(Some records)
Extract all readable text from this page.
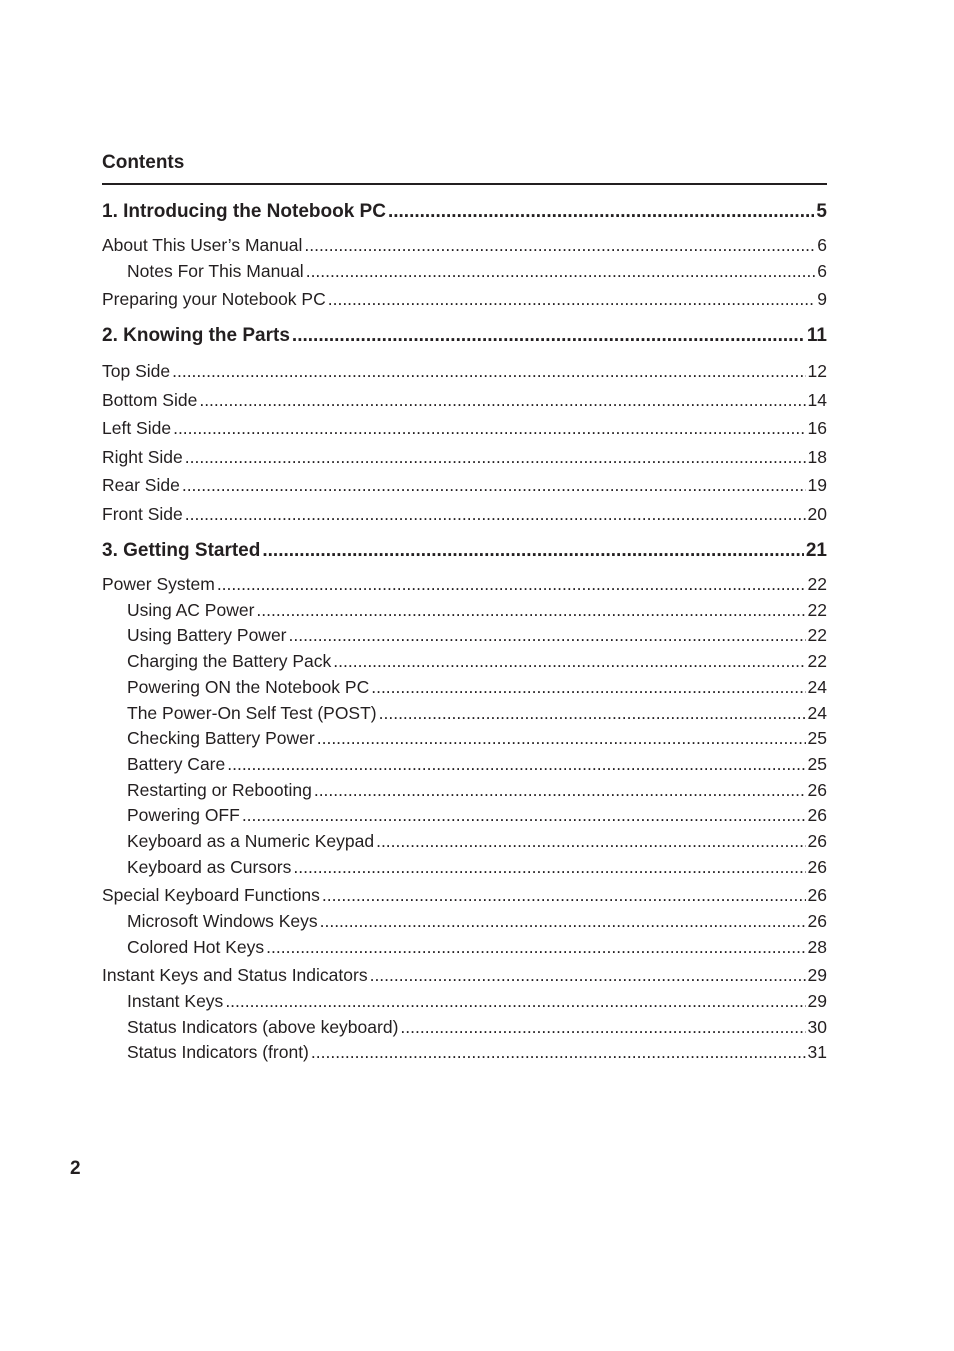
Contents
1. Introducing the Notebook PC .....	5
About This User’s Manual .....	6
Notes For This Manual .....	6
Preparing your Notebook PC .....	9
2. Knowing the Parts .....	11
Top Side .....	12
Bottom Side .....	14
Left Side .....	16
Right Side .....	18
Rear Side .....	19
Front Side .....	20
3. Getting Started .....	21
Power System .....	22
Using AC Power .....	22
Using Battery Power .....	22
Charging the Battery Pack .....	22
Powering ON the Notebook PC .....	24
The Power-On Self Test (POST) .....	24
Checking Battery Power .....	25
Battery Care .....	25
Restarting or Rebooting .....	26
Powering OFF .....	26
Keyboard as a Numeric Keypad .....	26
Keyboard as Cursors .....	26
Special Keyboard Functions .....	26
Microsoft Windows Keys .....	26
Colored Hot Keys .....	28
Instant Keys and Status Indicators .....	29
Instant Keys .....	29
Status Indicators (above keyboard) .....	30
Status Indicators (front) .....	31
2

Exercise details. Every entry must be written out exactly, with all pictures left out.

Task response.
Extract all readable text from this page.
Contents
1. Introducing the Notebook PC .....	5
About This User’s Manual .....	6
Notes For This Manual .....	6
Preparing your Notebook PC .....	9
2. Knowing the Parts .....	11
Top Side .....	12
Bottom Side .....	14
Left Side .....	16
Right Side .....	18
Rear Side .....	19
Front Side .....	20
3. Getting Started .....	21
Power System .....	22
Using AC Power .....	22
Using Battery Power .....	22
Charging the Battery Pack .....	22
Powering ON the Notebook PC .....	24
The Power-On Self Test (POST) .....	24
Checking Battery Power .....	25
Battery Care .....	25
Restarting or Rebooting .....	26
Powering OFF .....	26
Keyboard as a Numeric Keypad .....	26
Keyboard as Cursors .....	26
Special Keyboard Functions .....	26
Microsoft Windows Keys .....	26
Colored Hot Keys .....	28
Instant Keys and Status Indicators .....	29
Instant Keys .....	29
Status Indicators (above keyboard) .....	30
Status Indicators (front) .....	31
2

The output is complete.